Out of all the lines below, count those with the word "муниципальный". Give the number only.

- - - -

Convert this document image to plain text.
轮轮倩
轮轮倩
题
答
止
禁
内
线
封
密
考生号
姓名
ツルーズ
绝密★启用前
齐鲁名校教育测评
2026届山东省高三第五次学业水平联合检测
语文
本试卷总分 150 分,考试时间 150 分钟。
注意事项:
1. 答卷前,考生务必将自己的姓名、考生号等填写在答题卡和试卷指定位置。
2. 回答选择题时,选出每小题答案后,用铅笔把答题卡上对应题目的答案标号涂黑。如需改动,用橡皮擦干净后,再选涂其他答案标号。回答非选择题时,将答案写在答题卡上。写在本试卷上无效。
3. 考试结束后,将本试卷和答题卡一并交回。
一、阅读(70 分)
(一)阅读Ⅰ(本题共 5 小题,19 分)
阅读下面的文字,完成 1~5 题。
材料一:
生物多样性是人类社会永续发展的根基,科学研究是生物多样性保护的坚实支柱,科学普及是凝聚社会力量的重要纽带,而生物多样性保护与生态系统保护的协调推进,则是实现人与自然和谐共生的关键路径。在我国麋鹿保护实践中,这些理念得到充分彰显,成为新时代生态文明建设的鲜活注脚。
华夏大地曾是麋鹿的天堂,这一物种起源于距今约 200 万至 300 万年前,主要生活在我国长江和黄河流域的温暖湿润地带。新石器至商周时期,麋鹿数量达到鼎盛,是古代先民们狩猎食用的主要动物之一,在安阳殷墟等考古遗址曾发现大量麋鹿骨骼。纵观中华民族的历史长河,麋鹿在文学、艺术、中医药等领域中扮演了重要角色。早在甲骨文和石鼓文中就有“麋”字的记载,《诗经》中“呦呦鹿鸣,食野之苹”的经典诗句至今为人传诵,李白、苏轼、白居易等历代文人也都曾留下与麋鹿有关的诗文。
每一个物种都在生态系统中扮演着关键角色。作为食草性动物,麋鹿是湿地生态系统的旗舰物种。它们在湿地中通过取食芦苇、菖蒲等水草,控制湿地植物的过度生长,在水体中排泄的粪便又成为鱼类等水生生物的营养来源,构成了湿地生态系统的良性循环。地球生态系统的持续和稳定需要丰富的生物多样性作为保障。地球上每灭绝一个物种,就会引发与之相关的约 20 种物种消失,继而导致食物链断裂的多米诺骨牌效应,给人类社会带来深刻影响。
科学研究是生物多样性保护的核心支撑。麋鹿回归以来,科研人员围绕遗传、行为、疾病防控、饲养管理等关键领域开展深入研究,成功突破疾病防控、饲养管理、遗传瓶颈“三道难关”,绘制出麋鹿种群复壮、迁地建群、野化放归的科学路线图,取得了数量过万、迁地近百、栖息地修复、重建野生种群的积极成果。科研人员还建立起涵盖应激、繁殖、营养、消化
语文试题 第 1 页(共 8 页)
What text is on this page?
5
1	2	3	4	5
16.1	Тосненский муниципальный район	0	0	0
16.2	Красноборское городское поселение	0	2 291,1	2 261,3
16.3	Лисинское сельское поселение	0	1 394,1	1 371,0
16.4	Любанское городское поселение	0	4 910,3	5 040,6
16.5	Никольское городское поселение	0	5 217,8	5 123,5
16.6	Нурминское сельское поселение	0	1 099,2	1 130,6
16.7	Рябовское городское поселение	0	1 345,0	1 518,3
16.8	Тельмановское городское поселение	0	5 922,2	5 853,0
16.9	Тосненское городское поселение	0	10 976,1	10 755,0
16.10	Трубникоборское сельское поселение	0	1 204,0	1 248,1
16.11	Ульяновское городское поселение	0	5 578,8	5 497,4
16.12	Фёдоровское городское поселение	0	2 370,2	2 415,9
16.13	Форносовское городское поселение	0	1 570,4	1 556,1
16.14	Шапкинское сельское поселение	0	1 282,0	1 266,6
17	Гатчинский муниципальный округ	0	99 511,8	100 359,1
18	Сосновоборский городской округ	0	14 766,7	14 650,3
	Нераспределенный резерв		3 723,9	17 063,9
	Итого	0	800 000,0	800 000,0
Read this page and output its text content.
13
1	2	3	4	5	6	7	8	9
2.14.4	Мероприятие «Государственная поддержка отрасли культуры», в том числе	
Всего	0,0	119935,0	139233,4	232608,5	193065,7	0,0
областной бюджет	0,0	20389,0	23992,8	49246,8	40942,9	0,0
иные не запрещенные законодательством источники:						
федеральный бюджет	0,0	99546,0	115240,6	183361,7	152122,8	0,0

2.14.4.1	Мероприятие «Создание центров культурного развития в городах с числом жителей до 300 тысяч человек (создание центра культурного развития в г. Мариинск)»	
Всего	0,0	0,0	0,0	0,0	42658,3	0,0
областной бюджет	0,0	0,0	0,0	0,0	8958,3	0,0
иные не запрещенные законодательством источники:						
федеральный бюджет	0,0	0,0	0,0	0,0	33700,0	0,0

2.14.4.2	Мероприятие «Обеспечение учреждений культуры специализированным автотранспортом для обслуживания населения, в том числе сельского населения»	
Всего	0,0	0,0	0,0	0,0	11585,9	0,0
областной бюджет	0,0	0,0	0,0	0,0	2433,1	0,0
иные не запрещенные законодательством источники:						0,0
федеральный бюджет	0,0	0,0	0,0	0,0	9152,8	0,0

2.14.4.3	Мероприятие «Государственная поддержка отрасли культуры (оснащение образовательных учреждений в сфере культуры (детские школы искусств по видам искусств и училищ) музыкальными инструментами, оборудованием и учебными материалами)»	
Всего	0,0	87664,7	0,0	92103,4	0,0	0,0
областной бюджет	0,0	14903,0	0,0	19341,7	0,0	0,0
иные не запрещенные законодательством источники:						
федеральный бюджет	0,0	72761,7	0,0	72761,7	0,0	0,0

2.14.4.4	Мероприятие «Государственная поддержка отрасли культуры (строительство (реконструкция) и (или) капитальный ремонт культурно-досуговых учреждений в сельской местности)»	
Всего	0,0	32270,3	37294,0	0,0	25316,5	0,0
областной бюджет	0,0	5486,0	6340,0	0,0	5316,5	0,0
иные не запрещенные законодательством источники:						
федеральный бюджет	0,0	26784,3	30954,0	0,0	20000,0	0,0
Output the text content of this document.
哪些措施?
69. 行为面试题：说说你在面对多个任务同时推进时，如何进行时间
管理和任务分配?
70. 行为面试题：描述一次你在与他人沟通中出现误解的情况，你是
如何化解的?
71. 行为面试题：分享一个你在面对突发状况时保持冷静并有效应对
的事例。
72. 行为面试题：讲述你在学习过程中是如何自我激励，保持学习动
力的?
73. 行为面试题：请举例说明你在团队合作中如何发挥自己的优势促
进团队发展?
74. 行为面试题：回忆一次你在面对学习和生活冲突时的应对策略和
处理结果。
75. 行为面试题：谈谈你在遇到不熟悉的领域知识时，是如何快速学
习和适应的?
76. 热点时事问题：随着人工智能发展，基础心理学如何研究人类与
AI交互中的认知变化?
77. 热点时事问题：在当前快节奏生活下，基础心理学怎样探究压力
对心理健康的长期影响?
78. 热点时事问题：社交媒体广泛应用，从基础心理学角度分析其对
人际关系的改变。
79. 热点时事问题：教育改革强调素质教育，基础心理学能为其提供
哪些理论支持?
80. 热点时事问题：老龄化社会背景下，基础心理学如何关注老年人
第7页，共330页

- - - -

The result:
2